Data entries ->
****************

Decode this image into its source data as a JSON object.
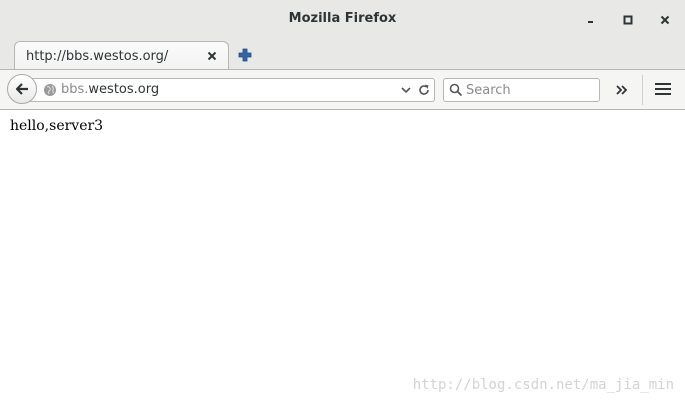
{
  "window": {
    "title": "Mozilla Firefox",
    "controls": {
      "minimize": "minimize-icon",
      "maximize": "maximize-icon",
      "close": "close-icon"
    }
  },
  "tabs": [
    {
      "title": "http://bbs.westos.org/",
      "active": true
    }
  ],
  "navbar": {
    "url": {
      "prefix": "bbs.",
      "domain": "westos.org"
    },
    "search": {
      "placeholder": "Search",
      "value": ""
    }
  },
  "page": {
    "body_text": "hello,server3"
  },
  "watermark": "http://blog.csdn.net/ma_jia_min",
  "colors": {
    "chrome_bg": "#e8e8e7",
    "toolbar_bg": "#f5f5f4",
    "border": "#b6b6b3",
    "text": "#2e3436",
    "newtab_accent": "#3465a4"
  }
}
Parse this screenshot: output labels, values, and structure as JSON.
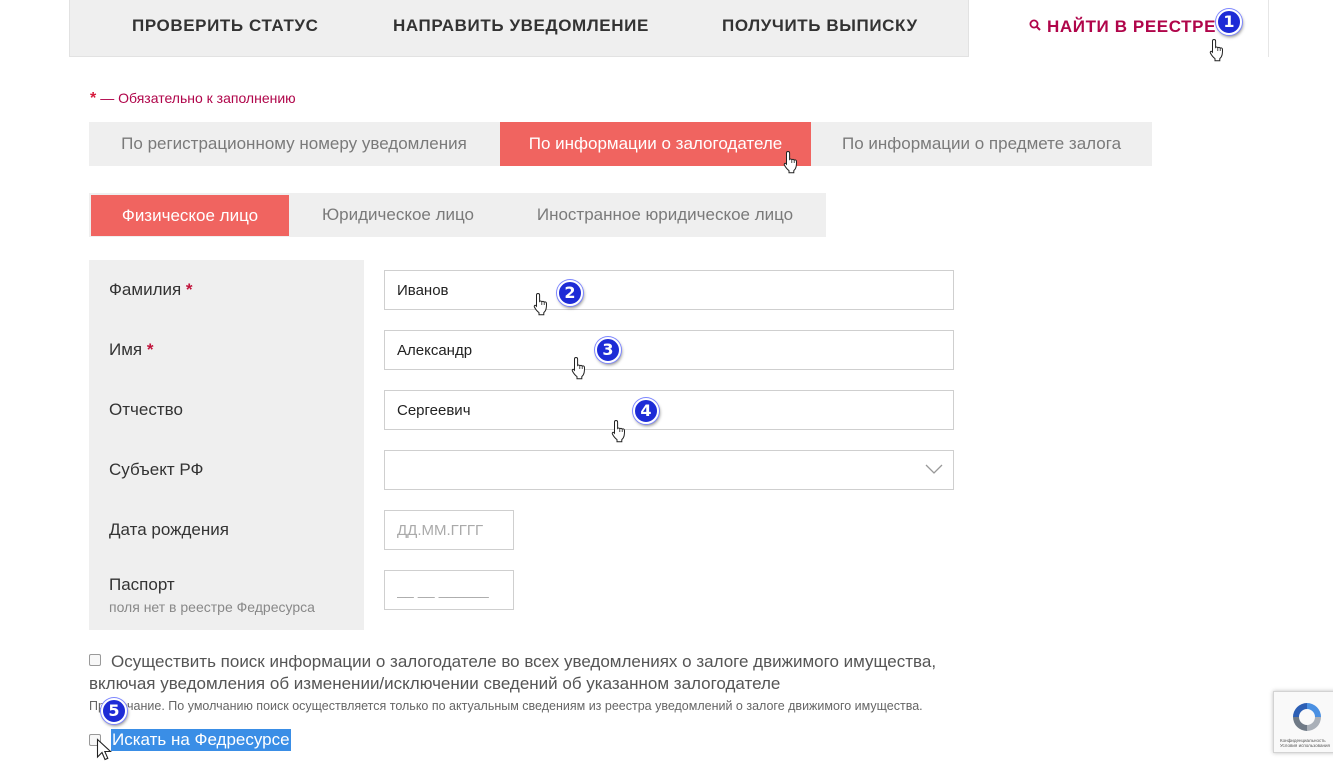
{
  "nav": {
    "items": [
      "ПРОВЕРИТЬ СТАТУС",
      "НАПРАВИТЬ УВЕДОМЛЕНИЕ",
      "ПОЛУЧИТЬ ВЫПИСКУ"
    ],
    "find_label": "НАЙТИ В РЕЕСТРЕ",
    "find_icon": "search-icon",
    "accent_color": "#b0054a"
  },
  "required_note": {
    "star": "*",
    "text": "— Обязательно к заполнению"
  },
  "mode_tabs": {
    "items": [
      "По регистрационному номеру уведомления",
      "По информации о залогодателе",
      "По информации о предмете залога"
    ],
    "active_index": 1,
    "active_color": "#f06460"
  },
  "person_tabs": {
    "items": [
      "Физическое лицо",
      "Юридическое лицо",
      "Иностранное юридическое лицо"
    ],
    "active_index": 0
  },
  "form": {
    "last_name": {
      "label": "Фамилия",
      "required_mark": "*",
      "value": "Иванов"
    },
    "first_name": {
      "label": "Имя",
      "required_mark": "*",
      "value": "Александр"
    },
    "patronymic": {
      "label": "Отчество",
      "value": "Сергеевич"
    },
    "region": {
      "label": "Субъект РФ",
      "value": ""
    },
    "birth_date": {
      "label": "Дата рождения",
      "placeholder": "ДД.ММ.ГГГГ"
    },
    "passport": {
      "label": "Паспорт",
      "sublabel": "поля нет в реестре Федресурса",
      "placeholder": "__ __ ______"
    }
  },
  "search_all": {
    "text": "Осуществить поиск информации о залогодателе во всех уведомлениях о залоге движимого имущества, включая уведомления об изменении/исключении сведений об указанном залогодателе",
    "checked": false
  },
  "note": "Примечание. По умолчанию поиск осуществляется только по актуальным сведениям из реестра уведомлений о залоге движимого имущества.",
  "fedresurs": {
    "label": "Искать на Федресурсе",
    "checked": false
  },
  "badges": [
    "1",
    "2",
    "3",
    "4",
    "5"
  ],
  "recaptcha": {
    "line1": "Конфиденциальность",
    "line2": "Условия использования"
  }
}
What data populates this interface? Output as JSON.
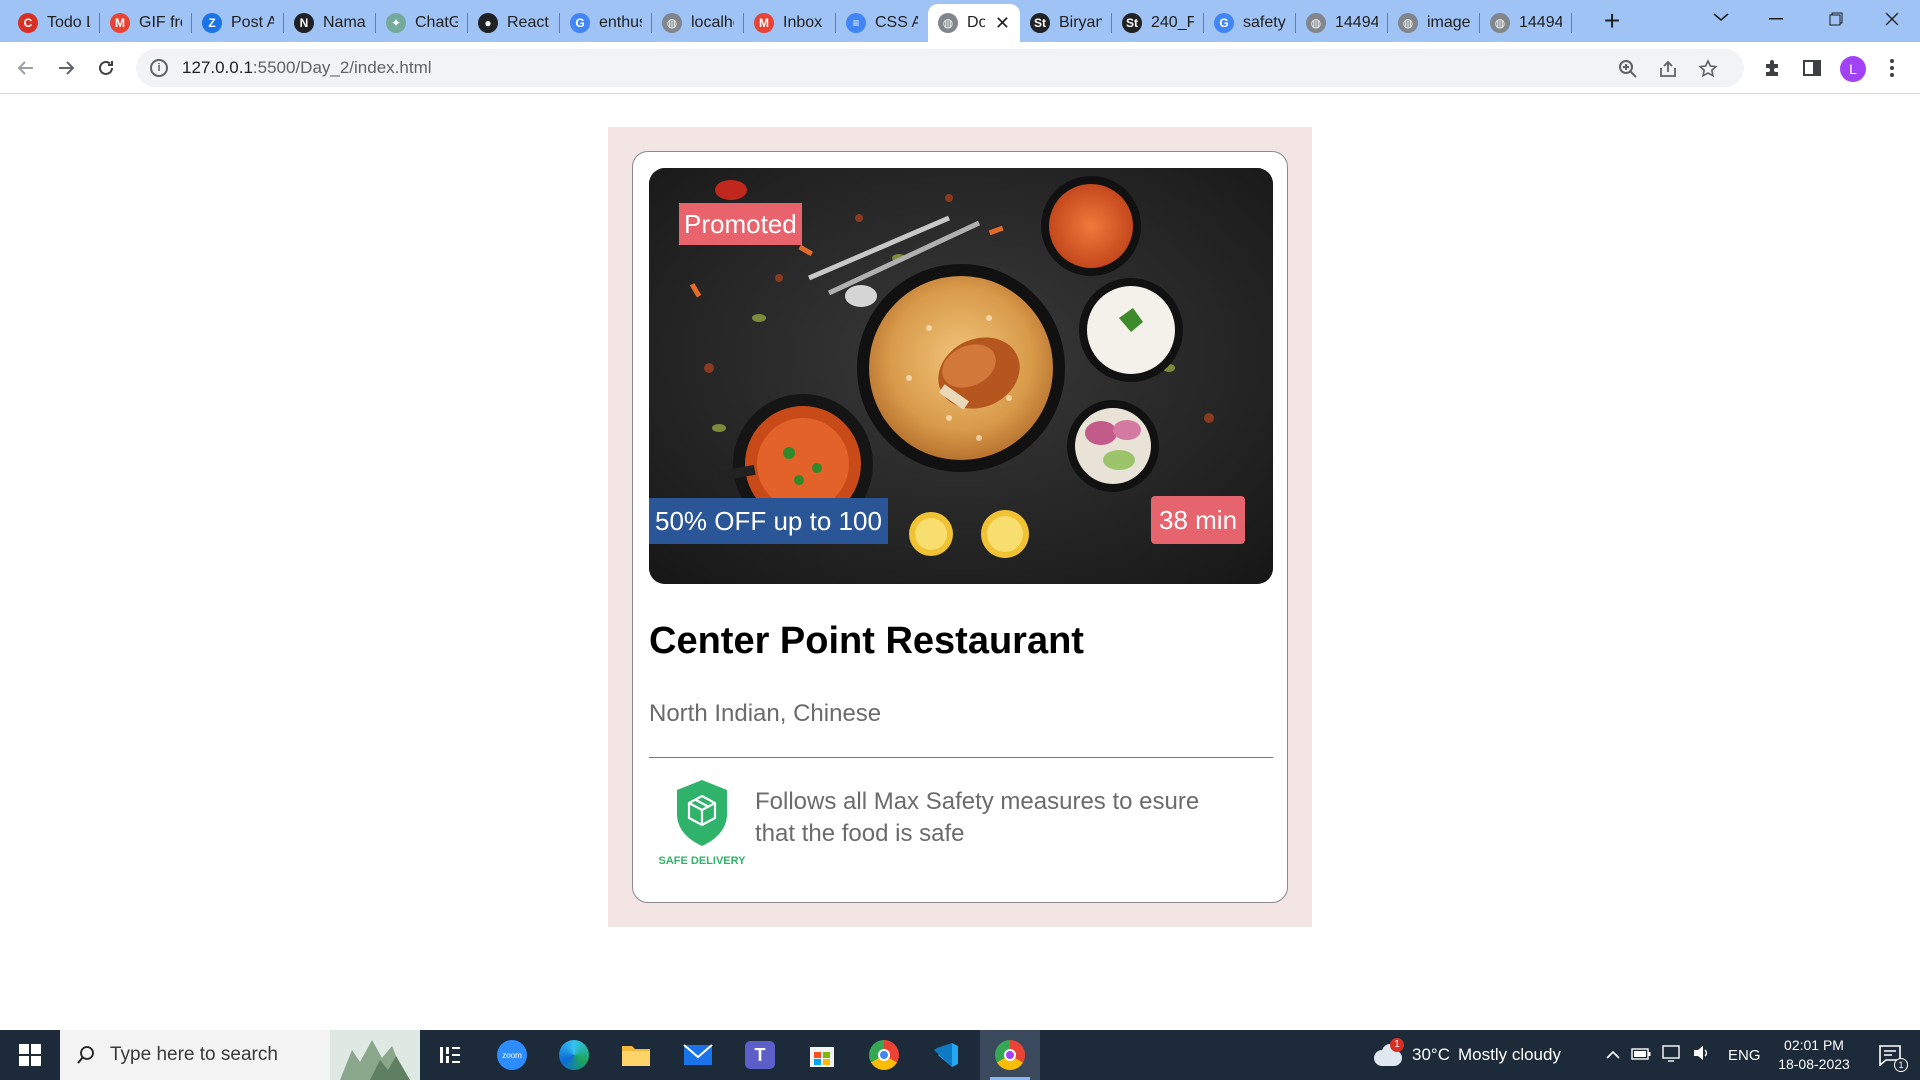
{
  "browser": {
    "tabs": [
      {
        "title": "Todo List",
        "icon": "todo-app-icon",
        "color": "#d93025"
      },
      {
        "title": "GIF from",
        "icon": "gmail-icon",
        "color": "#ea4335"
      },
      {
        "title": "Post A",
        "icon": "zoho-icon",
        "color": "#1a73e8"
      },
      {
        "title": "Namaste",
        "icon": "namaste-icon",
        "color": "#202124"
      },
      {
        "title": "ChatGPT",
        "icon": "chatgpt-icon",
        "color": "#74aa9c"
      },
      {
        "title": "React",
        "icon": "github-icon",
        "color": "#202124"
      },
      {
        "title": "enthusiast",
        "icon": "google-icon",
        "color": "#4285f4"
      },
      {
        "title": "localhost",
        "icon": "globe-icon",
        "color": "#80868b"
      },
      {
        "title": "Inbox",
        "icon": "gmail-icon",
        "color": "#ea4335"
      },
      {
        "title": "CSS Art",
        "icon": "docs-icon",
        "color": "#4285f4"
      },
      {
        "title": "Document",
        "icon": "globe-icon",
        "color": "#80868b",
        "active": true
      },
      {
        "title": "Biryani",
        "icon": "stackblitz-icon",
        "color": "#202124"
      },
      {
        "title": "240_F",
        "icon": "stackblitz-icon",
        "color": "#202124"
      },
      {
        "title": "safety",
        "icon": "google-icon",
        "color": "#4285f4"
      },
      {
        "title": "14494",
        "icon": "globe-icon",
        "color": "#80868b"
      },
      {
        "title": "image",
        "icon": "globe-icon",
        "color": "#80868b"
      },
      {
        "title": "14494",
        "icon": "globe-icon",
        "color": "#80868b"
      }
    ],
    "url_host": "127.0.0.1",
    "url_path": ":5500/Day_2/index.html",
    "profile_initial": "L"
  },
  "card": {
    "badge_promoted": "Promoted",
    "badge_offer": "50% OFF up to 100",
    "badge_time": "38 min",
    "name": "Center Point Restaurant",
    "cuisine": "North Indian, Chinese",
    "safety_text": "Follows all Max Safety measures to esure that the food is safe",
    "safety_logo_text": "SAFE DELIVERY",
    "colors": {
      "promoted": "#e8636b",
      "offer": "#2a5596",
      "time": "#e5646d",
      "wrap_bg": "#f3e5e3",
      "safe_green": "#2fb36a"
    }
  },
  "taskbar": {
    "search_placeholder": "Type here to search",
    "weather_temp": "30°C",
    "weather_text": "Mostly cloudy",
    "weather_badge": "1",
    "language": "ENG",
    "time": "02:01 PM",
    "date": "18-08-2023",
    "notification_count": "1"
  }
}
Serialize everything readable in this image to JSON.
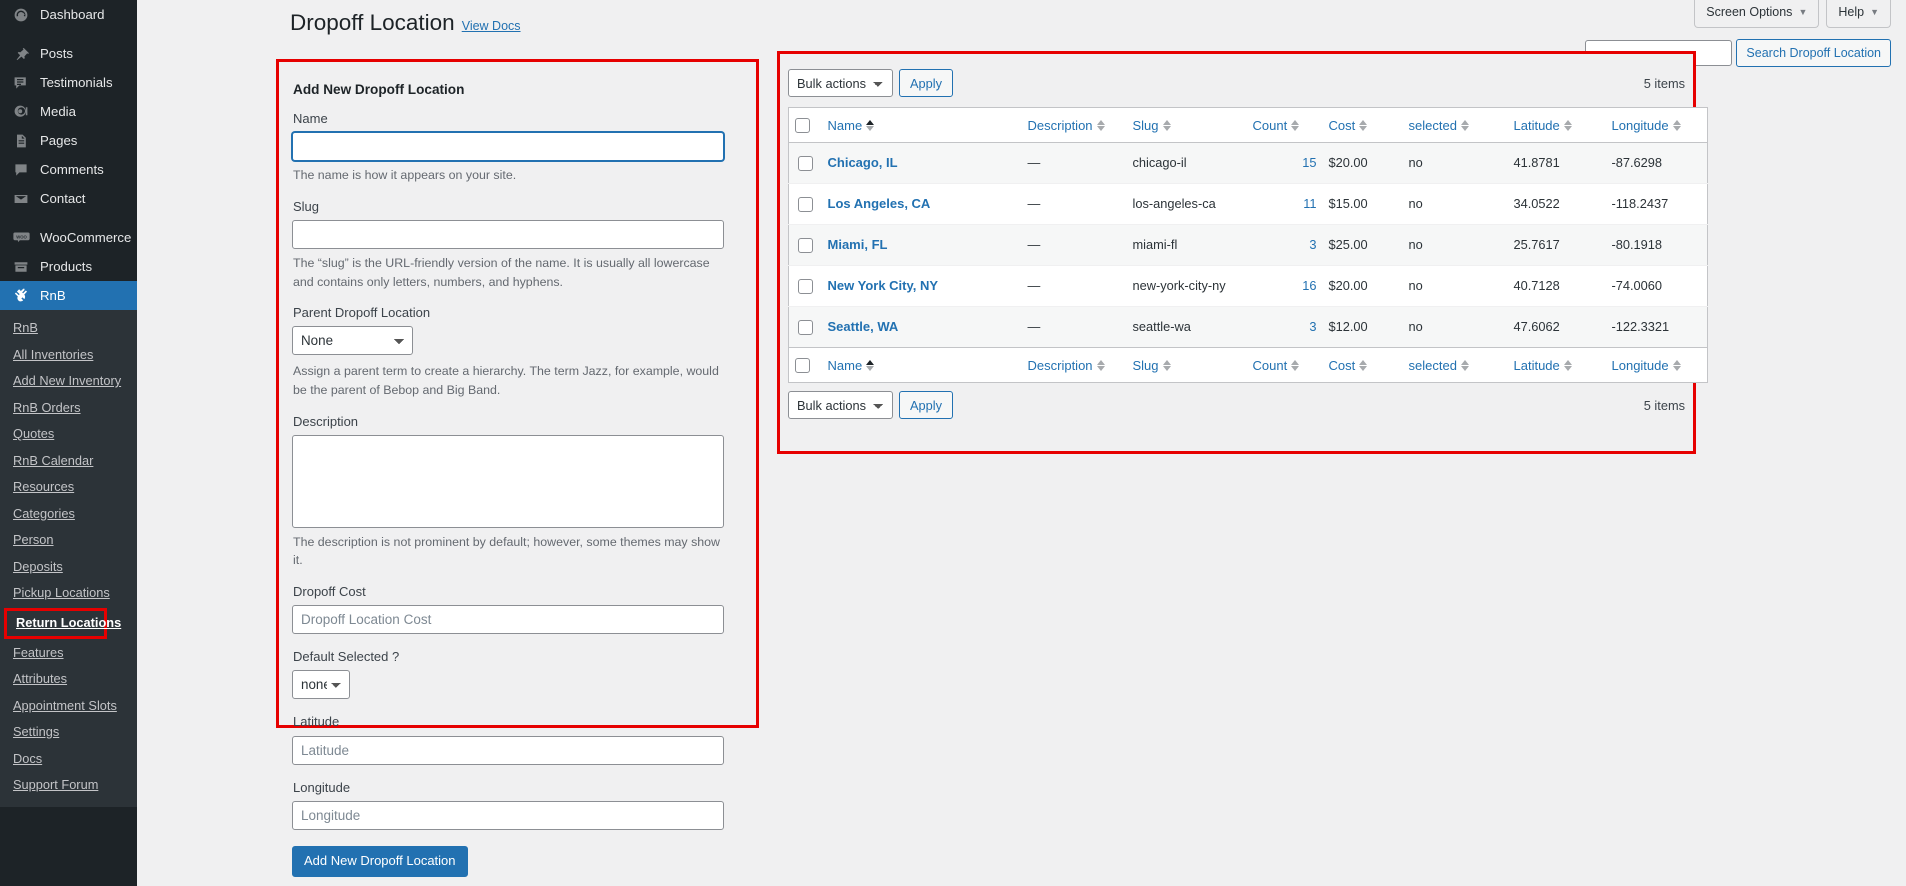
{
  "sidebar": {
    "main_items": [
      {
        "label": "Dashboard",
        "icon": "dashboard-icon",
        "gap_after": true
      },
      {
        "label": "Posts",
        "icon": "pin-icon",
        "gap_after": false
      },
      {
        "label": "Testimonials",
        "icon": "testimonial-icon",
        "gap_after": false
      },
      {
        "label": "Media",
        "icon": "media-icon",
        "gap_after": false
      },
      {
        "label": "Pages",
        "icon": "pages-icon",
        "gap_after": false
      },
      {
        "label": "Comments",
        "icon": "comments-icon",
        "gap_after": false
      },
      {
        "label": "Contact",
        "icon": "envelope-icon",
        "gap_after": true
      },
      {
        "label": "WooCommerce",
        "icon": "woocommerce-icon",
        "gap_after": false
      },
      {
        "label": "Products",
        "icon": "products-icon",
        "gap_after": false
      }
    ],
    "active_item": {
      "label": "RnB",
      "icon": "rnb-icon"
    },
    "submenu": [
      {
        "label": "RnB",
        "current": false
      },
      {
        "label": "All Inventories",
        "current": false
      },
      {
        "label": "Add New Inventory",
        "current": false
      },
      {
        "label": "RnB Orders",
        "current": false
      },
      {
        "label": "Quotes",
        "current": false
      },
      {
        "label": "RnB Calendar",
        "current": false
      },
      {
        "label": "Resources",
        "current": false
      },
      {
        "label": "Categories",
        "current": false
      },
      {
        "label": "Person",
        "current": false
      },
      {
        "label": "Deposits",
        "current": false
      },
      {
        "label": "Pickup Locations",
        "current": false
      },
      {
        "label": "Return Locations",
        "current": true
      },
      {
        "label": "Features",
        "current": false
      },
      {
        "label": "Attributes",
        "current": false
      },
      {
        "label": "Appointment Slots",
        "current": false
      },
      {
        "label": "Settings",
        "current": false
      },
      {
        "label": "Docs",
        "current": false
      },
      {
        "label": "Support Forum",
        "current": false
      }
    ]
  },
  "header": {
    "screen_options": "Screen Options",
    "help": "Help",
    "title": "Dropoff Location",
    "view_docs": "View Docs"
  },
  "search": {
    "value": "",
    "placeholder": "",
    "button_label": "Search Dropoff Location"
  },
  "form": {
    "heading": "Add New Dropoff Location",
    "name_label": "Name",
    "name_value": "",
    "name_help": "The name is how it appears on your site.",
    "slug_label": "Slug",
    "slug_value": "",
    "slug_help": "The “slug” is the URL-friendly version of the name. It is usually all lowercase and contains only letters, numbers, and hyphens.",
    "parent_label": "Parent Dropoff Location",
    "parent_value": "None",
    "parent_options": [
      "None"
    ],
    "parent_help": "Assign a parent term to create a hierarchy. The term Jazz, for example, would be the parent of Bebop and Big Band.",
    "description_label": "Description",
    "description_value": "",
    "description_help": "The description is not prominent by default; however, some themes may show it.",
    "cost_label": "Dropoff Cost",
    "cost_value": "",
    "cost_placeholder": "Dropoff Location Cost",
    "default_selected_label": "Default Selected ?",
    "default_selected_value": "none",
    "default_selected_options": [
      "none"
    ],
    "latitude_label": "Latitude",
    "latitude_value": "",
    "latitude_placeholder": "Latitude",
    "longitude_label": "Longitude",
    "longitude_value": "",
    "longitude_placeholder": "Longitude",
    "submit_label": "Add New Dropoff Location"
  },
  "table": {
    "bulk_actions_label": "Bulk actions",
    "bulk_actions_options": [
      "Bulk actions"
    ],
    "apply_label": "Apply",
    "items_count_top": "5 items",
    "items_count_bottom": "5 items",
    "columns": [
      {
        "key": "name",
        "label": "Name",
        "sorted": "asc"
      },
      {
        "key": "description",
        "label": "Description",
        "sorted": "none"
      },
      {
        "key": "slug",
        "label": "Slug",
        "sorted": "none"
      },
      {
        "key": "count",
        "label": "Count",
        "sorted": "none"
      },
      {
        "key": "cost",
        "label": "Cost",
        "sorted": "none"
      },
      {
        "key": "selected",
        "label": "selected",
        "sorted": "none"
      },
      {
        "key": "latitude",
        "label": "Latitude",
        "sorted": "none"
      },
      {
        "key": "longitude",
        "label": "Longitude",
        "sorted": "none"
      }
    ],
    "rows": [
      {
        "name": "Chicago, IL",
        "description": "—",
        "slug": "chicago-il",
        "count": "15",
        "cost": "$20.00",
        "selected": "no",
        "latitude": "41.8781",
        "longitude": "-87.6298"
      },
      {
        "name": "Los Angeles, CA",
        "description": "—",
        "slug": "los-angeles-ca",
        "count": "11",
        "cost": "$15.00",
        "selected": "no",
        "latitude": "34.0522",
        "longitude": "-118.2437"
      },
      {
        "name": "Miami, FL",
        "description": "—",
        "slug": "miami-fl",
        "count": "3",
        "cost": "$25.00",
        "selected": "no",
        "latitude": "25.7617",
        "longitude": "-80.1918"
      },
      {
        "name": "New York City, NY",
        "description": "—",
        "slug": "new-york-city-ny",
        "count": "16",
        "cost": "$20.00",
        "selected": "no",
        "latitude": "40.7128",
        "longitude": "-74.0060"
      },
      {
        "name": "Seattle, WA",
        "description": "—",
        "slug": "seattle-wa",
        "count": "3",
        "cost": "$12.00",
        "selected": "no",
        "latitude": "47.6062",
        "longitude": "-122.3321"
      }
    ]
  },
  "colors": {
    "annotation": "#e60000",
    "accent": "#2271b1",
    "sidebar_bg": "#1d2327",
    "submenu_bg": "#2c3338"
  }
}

****************

What needs to be done -> Of the lines in the material, how many hold the word "JSON"? Reply with the number only.

Answer to the problem -> 4